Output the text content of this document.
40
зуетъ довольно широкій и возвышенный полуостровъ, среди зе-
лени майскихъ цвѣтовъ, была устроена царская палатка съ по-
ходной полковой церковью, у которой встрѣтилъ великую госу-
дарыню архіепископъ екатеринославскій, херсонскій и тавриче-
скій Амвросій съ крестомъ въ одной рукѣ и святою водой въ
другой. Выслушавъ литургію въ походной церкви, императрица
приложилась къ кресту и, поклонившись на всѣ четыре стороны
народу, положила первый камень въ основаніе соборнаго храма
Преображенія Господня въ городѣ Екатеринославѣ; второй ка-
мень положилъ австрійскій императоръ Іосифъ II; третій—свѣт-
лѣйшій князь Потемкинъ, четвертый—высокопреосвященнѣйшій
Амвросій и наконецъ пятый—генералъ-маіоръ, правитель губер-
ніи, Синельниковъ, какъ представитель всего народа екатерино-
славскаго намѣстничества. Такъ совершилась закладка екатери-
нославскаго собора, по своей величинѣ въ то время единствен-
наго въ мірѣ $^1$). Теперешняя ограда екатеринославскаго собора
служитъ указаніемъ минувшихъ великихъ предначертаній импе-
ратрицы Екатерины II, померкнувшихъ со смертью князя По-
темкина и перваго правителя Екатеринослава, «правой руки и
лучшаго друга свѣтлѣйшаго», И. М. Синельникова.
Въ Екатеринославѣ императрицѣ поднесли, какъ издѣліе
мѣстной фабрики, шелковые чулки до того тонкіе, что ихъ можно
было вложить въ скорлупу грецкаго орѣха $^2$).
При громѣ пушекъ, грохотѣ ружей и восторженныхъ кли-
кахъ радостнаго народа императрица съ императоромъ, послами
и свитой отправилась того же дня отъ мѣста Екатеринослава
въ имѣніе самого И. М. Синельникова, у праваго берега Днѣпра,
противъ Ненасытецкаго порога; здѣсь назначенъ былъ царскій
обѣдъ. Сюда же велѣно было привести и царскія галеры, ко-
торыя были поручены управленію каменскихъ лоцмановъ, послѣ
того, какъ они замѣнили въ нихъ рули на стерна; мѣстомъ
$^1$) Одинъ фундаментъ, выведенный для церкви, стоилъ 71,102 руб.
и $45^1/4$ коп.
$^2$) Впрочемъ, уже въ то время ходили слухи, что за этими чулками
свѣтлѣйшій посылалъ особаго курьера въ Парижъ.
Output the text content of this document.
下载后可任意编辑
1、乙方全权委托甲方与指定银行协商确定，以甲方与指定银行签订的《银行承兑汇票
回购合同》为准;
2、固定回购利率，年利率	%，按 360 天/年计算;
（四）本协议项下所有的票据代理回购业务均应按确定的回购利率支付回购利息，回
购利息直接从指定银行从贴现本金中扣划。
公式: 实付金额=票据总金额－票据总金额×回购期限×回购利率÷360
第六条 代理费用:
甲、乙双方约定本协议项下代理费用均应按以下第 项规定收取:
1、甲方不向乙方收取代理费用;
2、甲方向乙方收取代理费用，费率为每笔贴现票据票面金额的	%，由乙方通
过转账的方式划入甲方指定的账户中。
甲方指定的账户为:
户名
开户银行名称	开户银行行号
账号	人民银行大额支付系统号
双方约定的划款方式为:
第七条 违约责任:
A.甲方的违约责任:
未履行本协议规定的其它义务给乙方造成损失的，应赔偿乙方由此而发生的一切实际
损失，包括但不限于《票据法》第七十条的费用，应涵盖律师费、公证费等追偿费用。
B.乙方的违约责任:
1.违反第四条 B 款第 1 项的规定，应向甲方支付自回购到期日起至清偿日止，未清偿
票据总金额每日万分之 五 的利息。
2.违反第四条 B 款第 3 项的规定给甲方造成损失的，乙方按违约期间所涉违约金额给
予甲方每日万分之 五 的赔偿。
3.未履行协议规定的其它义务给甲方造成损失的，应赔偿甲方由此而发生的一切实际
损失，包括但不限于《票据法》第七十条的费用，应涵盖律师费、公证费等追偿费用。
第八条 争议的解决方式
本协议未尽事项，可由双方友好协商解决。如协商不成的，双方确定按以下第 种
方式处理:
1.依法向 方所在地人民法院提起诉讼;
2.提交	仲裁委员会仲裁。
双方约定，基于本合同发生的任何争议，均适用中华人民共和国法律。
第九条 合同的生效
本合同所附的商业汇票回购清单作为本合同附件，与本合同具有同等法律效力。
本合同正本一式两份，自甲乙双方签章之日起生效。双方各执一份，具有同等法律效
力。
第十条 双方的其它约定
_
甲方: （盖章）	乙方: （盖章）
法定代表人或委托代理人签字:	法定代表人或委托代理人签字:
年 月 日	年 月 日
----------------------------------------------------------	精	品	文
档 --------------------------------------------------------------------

______

* _SET PROBLEM_: Hand back the material above in full, exactly as written.

* _OUTPUT OF THE TASK_:
Output the text content of this document.
40
зуетъ довольно широкій и возвышенный полуостровъ, среди зе-
лени майскихъ цвѣтовъ, была устроена царская палатка съ по-
ходной полковой церковью, у которой встрѣтилъ великую госу-
дарыню архіепископъ екатеринославскій, херсонскій и тавриче-
скій Амвросій съ крестомъ въ одной рукѣ и святою водой въ
другой. Выслушавъ литургію въ походной церкви, императрица
приложилась къ кресту и, поклонившись на всѣ четыре стороны
народу, положила первый камень въ основаніе соборнаго храма
Преображенія Господня въ городѣ Екатеринославѣ; второй ка-
мень положилъ австрійскій императоръ Іосифъ II; третій—свѣт-
лѣйшій князь Потемкинъ, четвертый—высокопреосвященнѣйшій
Амвросій и наконецъ пятый—генералъ-маіоръ, правитель губер-
ніи, Синельниковъ, какъ представитель всего народа екатерино-
славскаго намѣстничества. Такъ совершилась закладка екатери-
нославскаго собора, по своей величинѣ въ то время единствен-
наго въ мірѣ $^1$). Теперешняя ограда екатеринославскаго собора
служитъ указаніемъ минувшихъ великихъ предначертаній импе-
ратрицы Екатерины II, померкнувшихъ со смертью князя По-
темкина и перваго правителя Екатеринослава, «правой руки и
лучшаго друга свѣтлѣйшаго», И. М. Синельникова.
Въ Екатеринославѣ императрицѣ поднесли, какъ издѣліе
мѣстной фабрики, шелковые чулки до того тонкіе, что ихъ можно
было вложить въ скорлупу грецкаго орѣха $^2$).
При громѣ пушекъ, грохотѣ ружей и восторженныхъ кли-
кахъ радостнаго народа императрица съ императоромъ, послами
и свитой отправилась того же дня отъ мѣста Екатеринослава
въ имѣніе самого И. М. Синельникова, у праваго берега Днѣпра,
противъ Ненасытецкаго порога; здѣсь назначенъ былъ царскій
обѣдъ. Сюда же велѣно было привести и царскія галеры, ко-
торыя были поручены управленію каменскихъ лоцмановъ, послѣ
того, какъ они замѣнили въ нихъ рули на стерна; мѣстомъ
$^1$) Одинъ фундаментъ, выведенный для церкви, стоилъ 71,102 руб.
и $45^1/4$ коп.
$^2$) Впрочемъ, уже въ то время ходили слухи, что за этими чулками
свѣтлѣйшій посылалъ особаго курьера въ Парижъ.
Output the text content of this document.
下载后可任意编辑
1、乙方全权委托甲方与指定银行协商确定，以甲方与指定银行签订的《银行承兑汇票
回购合同》为准;
2、固定回购利率，年利率	%，按 360 天/年计算;
（四）本协议项下所有的票据代理回购业务均应按确定的回购利率支付回购利息，回
购利息直接从指定银行从贴现本金中扣划。
公式: 实付金额=票据总金额－票据总金额×回购期限×回购利率÷360
第六条 代理费用:
甲、乙双方约定本协议项下代理费用均应按以下第 项规定收取:
1、甲方不向乙方收取代理费用;
2、甲方向乙方收取代理费用，费率为每笔贴现票据票面金额的	%，由乙方通
过转账的方式划入甲方指定的账户中。
甲方指定的账户为:
户名
开户银行名称	开户银行行号
账号	人民银行大额支付系统号
双方约定的划款方式为:
第七条 违约责任:
A.甲方的违约责任:
未履行本协议规定的其它义务给乙方造成损失的，应赔偿乙方由此而发生的一切实际
损失，包括但不限于《票据法》第七十条的费用，应涵盖律师费、公证费等追偿费用。
B.乙方的违约责任:
1.违反第四条 B 款第 1 项的规定，应向甲方支付自回购到期日起至清偿日止，未清偿
票据总金额每日万分之 五 的利息。
2.违反第四条 B 款第 3 项的规定给甲方造成损失的，乙方按违约期间所涉违约金额给
予甲方每日万分之 五 的赔偿。
3.未履行协议规定的其它义务给甲方造成损失的，应赔偿甲方由此而发生的一切实际
损失，包括但不限于《票据法》第七十条的费用，应涵盖律师费、公证费等追偿费用。
第八条 争议的解决方式
本协议未尽事项，可由双方友好协商解决。如协商不成的，双方确定按以下第 种
方式处理:
1.依法向 方所在地人民法院提起诉讼;
2.提交	仲裁委员会仲裁。
双方约定，基于本合同发生的任何争议，均适用中华人民共和国法律。
第九条 合同的生效
本合同所附的商业汇票回购清单作为本合同附件，与本合同具有同等法律效力。
本合同正本一式两份，自甲乙双方签章之日起生效。双方各执一份，具有同等法律效
力。
第十条 双方的其它约定
_
甲方: （盖章）	乙方: （盖章）
法定代表人或委托代理人签字:	法定代表人或委托代理人签字:
年 月 日	年 月 日
----------------------------------------------------------	精	品	文
档 --------------------------------------------------------------------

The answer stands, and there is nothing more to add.